# WHAT THIS TASK INVOLVES:
Scan the records and identify every line in which the string "counts" occurs, then return those lines.

Records from a data source
------
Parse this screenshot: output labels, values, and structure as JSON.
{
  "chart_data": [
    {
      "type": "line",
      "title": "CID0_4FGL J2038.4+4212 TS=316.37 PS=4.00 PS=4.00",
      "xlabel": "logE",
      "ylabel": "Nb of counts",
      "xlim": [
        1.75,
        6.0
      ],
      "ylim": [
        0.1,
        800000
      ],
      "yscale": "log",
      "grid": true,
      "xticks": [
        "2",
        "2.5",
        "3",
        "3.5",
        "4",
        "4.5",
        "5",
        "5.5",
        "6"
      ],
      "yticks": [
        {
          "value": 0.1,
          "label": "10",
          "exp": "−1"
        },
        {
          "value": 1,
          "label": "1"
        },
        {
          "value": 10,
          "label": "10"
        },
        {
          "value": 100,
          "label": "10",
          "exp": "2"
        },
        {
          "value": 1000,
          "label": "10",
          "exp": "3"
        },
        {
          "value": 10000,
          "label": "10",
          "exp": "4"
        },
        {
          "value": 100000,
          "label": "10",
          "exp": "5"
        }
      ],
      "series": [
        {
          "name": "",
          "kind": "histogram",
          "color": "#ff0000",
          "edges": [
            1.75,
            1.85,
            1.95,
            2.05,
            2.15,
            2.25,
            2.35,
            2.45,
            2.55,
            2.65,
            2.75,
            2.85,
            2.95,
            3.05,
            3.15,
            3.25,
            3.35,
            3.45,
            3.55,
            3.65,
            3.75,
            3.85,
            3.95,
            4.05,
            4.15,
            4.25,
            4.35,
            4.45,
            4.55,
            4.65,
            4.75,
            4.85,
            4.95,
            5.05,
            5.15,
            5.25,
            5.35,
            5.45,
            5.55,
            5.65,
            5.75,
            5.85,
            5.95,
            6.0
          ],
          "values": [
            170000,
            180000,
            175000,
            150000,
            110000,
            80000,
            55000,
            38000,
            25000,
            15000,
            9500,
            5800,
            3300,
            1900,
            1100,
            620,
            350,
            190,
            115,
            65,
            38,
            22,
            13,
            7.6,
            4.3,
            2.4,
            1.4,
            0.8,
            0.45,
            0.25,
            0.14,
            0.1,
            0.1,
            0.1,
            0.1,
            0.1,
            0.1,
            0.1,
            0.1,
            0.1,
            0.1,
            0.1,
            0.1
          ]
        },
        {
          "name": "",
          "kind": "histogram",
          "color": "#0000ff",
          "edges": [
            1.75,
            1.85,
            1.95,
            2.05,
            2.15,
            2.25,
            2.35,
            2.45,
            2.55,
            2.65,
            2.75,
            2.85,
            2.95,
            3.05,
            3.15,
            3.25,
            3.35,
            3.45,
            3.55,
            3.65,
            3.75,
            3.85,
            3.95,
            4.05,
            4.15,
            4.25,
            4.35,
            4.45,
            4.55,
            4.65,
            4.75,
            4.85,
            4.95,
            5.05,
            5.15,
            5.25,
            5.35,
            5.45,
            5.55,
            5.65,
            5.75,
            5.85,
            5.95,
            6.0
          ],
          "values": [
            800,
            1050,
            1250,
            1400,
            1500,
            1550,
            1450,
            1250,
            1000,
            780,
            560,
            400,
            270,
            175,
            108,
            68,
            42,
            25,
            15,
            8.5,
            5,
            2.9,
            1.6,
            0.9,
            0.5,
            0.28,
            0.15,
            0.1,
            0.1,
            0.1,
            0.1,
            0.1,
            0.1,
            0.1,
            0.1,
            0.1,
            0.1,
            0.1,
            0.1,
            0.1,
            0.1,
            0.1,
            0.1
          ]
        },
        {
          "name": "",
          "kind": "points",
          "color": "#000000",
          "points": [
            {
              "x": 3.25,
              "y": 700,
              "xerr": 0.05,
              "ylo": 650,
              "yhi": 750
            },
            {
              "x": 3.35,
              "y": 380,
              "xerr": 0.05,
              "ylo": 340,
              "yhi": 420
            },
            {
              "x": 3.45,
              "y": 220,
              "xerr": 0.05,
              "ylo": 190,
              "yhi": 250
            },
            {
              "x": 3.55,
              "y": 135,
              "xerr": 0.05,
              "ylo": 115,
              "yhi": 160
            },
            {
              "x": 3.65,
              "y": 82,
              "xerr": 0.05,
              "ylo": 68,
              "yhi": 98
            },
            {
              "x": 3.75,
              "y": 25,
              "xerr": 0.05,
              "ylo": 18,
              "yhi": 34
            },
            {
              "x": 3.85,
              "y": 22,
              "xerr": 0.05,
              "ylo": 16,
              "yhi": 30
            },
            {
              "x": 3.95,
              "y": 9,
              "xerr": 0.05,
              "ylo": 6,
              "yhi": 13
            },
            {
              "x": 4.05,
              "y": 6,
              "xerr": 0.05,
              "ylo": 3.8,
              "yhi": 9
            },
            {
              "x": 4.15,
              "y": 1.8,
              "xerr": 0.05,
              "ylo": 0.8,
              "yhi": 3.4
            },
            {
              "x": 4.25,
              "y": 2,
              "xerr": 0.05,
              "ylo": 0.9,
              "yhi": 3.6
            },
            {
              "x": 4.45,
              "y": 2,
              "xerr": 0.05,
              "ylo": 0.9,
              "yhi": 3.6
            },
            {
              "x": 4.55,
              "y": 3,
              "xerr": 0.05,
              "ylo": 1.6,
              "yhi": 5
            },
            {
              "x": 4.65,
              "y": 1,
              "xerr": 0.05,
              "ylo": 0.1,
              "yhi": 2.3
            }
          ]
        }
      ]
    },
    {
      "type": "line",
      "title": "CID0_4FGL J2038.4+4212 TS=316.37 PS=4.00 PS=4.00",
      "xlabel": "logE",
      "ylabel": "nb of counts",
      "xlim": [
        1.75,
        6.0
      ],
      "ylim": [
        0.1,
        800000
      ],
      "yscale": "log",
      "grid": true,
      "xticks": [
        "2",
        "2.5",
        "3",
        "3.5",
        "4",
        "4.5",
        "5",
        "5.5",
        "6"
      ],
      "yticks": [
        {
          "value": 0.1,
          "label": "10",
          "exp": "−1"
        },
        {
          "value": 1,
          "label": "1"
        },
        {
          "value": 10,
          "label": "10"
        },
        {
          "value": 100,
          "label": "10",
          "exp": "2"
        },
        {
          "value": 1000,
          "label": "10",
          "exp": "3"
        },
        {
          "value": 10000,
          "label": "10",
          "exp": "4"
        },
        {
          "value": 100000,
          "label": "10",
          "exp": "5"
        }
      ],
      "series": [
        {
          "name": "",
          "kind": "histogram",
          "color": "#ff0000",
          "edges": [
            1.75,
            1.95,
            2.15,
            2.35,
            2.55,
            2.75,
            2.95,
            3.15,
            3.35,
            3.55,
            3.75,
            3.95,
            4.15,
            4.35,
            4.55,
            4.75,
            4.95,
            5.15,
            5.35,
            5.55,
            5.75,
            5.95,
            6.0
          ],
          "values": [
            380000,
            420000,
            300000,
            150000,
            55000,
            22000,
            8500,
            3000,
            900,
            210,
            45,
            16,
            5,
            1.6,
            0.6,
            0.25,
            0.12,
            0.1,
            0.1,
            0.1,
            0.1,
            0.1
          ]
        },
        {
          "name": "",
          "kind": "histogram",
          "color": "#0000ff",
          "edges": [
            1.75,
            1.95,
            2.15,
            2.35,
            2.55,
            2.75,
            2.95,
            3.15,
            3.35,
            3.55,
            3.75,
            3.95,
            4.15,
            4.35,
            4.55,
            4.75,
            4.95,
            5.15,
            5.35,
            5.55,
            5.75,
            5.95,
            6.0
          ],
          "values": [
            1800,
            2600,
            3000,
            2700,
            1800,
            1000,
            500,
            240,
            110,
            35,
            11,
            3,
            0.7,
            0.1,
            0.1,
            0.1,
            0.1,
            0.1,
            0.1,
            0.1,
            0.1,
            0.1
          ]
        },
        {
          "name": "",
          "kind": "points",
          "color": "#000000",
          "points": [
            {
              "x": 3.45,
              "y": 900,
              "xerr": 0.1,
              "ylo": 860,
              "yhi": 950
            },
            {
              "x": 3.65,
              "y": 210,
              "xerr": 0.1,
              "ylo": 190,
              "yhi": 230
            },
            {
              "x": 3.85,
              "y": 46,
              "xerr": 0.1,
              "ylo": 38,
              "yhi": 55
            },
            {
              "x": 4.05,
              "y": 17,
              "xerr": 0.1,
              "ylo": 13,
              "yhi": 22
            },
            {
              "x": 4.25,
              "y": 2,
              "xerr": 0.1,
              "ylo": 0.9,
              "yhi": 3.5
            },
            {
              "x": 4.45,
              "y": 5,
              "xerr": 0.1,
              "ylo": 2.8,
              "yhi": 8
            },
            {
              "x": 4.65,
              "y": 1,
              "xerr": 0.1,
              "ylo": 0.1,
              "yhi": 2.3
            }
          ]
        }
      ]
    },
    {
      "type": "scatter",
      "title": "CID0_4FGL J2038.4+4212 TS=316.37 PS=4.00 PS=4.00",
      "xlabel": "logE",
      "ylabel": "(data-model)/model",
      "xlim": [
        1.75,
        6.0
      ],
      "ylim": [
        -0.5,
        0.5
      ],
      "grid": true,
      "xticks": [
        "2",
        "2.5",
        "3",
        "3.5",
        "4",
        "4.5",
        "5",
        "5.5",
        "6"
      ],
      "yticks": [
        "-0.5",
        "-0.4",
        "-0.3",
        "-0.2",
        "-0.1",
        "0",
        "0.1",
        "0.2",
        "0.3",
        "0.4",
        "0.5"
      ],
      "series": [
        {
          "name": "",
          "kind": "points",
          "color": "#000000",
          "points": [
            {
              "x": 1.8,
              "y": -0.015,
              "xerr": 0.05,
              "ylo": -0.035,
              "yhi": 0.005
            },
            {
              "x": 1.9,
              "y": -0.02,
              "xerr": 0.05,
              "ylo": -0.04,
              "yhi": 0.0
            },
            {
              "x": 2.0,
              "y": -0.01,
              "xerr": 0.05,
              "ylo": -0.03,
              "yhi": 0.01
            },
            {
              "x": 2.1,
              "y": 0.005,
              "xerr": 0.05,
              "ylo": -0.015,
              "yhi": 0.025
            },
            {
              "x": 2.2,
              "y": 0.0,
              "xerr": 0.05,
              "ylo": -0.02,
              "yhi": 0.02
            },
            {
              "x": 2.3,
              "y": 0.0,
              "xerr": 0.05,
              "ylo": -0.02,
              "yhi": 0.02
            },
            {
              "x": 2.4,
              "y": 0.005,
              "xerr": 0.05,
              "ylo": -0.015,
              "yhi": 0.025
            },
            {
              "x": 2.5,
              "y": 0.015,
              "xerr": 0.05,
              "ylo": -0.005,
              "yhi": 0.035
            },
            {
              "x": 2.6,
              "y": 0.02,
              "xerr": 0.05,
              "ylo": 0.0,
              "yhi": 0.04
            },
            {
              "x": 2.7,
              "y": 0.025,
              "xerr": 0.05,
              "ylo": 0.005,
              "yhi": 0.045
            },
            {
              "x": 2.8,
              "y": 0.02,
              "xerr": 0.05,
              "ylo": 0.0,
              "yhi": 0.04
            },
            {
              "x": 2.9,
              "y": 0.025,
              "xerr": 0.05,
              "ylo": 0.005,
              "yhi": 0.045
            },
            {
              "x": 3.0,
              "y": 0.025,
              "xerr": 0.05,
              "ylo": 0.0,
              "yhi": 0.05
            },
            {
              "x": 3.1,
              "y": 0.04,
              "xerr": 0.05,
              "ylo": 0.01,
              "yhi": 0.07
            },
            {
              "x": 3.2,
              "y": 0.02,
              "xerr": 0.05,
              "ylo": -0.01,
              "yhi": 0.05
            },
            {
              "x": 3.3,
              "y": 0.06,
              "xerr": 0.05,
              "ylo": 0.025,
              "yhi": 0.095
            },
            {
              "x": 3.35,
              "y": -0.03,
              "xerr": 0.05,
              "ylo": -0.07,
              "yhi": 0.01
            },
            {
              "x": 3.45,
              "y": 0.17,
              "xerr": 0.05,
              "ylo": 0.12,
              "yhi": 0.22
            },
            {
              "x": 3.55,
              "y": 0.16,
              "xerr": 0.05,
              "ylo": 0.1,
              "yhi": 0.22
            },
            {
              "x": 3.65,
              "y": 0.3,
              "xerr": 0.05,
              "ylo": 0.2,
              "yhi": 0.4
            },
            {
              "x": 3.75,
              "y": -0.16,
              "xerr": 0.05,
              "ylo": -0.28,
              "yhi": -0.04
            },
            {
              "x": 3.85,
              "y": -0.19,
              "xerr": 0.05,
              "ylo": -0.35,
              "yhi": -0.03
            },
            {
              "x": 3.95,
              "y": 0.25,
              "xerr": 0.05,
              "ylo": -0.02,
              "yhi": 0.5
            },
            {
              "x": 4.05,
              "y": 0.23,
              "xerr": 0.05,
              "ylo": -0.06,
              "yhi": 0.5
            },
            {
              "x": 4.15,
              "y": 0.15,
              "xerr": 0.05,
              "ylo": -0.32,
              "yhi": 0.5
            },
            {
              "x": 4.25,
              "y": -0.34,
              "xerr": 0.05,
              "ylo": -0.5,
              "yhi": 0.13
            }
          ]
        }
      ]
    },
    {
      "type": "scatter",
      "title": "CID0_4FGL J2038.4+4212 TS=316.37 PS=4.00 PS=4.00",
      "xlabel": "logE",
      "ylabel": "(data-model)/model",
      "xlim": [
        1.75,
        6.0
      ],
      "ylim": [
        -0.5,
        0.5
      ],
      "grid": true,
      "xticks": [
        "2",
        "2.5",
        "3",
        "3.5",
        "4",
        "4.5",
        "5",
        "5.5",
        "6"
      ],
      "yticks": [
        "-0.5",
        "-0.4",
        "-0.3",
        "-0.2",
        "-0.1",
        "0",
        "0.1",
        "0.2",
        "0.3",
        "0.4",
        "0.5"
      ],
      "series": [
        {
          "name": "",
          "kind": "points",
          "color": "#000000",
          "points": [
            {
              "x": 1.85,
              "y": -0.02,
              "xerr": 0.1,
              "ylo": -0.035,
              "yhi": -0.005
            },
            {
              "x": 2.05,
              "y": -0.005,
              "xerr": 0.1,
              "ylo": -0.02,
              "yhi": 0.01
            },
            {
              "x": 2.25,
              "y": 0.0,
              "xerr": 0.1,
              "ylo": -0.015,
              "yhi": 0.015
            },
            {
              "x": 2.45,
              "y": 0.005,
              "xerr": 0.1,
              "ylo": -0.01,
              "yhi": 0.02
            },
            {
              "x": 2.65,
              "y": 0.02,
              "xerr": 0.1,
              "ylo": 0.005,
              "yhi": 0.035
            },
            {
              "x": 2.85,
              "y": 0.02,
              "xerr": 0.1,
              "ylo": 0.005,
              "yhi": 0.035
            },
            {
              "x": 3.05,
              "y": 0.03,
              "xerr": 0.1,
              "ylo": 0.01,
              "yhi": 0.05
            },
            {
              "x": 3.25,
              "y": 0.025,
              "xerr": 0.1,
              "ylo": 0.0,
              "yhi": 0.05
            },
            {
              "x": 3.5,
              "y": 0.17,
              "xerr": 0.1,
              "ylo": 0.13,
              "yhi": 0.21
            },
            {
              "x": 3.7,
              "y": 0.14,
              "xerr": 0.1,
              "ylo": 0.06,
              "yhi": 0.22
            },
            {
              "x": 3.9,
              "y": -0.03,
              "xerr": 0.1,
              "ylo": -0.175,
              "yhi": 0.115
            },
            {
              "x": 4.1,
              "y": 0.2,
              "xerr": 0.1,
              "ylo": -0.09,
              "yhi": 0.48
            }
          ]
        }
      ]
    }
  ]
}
------
# THE RESPONSE:
      "ylabel": "Nb of counts",
      "ylabel": "nb of counts",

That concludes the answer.